**Data for processing**
******
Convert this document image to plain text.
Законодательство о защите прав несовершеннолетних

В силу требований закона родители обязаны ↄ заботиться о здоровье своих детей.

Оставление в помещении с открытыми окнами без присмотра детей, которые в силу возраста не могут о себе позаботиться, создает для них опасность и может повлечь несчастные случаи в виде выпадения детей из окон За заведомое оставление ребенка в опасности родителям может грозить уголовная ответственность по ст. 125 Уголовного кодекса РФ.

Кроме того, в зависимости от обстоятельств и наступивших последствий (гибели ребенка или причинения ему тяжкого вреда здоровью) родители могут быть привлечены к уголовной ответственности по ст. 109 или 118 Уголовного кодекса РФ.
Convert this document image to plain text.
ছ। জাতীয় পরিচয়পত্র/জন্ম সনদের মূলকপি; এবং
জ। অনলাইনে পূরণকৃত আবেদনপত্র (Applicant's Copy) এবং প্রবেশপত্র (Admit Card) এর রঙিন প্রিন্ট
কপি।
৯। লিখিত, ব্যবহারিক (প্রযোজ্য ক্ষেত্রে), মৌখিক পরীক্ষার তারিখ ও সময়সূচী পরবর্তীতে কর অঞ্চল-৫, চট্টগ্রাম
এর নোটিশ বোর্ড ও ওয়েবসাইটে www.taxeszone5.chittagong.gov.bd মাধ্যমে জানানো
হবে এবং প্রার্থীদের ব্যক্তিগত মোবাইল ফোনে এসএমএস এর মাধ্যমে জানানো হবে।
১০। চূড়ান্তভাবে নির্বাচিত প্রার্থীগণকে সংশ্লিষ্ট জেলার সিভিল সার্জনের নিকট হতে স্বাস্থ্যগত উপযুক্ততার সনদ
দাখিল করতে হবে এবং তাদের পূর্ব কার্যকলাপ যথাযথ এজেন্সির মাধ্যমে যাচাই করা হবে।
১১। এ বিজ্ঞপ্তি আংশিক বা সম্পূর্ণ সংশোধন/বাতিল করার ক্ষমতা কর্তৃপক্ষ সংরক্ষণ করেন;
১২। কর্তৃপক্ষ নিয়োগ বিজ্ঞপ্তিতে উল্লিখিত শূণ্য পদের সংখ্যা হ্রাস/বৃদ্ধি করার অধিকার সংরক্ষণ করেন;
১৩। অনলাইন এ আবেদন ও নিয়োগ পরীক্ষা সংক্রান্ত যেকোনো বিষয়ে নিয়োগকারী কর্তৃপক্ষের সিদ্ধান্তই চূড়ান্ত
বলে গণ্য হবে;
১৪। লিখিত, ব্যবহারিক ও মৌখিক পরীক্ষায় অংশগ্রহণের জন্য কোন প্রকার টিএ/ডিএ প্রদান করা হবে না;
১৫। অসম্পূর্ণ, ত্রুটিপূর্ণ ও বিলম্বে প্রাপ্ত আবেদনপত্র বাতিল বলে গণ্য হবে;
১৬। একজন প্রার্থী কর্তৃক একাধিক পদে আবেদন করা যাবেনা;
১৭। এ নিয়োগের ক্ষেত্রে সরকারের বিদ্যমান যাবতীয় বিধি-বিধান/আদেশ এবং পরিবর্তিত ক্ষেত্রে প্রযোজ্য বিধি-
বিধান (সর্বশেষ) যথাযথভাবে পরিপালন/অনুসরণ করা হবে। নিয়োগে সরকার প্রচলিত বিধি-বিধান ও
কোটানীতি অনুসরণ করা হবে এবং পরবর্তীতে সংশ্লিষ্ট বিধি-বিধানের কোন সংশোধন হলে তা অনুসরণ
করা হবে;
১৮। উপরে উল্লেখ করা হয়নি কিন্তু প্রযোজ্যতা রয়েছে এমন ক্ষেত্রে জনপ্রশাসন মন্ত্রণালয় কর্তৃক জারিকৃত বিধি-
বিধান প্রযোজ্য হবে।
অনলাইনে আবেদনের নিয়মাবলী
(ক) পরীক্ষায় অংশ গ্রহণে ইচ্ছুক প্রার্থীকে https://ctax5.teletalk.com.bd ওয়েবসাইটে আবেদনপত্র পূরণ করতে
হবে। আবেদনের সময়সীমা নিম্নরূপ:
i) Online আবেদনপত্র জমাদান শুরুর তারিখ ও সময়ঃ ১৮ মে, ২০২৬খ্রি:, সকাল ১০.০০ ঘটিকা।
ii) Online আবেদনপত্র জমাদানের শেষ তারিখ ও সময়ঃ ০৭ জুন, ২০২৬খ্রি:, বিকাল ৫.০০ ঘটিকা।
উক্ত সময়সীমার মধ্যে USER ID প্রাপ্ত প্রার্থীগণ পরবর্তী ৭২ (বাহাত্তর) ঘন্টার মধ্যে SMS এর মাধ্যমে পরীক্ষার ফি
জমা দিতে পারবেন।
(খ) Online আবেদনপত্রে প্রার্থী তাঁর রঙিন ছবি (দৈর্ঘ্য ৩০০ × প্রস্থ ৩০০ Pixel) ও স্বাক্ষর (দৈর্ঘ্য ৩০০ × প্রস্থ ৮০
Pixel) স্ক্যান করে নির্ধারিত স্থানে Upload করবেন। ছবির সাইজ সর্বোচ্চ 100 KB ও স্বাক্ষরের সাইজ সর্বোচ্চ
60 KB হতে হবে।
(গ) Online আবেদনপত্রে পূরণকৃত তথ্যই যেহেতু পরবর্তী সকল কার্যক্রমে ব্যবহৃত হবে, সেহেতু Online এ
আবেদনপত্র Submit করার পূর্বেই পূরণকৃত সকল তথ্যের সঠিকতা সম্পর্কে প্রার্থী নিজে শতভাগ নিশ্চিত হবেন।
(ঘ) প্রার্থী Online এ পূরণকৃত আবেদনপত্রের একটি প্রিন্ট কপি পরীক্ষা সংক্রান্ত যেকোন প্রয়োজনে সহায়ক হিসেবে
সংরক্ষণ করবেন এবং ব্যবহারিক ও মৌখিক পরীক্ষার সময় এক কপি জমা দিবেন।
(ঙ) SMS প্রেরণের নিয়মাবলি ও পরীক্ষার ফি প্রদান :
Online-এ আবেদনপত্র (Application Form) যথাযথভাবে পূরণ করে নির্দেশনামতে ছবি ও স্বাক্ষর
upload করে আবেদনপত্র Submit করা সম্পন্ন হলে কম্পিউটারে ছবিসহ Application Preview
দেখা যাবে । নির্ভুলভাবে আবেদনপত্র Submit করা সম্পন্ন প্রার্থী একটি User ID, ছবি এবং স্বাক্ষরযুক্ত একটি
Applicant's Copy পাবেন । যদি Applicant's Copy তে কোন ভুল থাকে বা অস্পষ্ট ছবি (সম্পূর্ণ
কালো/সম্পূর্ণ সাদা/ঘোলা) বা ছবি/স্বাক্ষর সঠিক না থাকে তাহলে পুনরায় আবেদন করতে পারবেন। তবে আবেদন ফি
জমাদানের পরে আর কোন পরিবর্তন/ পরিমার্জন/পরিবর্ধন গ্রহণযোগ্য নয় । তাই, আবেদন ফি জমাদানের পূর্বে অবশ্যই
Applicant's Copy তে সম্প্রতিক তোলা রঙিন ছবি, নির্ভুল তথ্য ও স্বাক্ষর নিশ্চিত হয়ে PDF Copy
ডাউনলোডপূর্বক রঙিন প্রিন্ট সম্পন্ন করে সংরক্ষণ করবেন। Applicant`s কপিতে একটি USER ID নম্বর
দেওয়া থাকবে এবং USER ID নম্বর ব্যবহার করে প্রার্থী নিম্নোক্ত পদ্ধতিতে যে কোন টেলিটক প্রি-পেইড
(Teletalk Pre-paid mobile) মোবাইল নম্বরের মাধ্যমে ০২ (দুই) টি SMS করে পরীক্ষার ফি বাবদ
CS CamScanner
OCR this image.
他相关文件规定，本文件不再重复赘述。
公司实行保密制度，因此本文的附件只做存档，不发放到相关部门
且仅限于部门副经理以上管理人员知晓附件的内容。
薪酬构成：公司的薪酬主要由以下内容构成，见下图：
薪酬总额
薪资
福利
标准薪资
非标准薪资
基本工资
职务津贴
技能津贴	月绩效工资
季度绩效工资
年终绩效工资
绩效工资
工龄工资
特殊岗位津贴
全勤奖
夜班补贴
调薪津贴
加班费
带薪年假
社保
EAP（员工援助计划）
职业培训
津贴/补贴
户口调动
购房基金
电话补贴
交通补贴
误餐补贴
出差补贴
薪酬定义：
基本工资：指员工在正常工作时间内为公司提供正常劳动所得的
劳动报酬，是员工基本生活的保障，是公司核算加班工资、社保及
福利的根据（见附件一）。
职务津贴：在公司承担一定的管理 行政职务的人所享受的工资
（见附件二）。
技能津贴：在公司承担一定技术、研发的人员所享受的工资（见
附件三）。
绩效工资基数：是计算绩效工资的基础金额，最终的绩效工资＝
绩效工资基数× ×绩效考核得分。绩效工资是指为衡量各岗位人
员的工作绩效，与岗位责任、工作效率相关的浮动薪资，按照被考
******
**What you have to do**
Locate the line with "OCR this image." in the entries above; extract it and every line after it, verbatim.

**Full answer**
OCR this image.
他相关文件规定，本文件不再重复赘述。
公司实行保密制度，因此本文的附件只做存档，不发放到相关部门
且仅限于部门副经理以上管理人员知晓附件的内容。
薪酬构成：公司的薪酬主要由以下内容构成，见下图：
薪酬总额
薪资
福利
标准薪资
非标准薪资
基本工资
职务津贴
技能津贴	月绩效工资
季度绩效工资
年终绩效工资
绩效工资
工龄工资
特殊岗位津贴
全勤奖
夜班补贴
调薪津贴
加班费
带薪年假
社保
EAP（员工援助计划）
职业培训
津贴/补贴
户口调动
购房基金
电话补贴
交通补贴
误餐补贴
出差补贴
薪酬定义：
基本工资：指员工在正常工作时间内为公司提供正常劳动所得的
劳动报酬，是员工基本生活的保障，是公司核算加班工资、社保及
福利的根据（见附件一）。
职务津贴：在公司承担一定的管理 行政职务的人所享受的工资
（见附件二）。
技能津贴：在公司承担一定技术、研发的人员所享受的工资（见
附件三）。
绩效工资基数：是计算绩效工资的基础金额，最终的绩效工资＝
绩效工资基数× ×绩效考核得分。绩效工资是指为衡量各岗位人
员的工作绩效，与岗位责任、工作效率相关的浮动薪资，按照被考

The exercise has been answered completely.